* **THE EXERCISE**: List all lines of the data containing the word "stawu".

* **RECORD SET**:

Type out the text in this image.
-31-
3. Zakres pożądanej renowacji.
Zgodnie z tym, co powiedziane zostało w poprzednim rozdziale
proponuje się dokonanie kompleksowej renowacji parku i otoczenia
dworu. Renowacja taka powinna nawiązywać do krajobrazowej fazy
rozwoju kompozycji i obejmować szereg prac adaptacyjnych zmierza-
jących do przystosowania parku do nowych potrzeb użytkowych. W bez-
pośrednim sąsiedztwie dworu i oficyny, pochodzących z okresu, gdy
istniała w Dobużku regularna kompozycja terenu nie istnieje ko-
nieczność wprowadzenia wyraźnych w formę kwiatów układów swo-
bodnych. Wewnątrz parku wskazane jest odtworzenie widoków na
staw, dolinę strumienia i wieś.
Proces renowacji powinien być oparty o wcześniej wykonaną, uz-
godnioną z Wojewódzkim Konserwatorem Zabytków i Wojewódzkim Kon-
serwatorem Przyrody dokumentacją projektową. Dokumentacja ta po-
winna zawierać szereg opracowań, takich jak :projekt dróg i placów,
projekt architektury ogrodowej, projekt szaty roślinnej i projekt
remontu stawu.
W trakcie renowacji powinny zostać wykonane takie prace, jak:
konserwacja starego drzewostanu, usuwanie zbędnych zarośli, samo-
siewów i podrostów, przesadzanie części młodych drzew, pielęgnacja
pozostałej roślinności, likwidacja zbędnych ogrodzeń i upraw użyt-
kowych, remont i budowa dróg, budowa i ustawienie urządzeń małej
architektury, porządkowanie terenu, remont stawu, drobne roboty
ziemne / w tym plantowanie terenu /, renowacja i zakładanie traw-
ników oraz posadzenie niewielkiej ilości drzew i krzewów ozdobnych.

* **EXERCISE RESULT**:
remontu stawu.
architektury, porządkowanie terenu, remont stawu, drobne roboty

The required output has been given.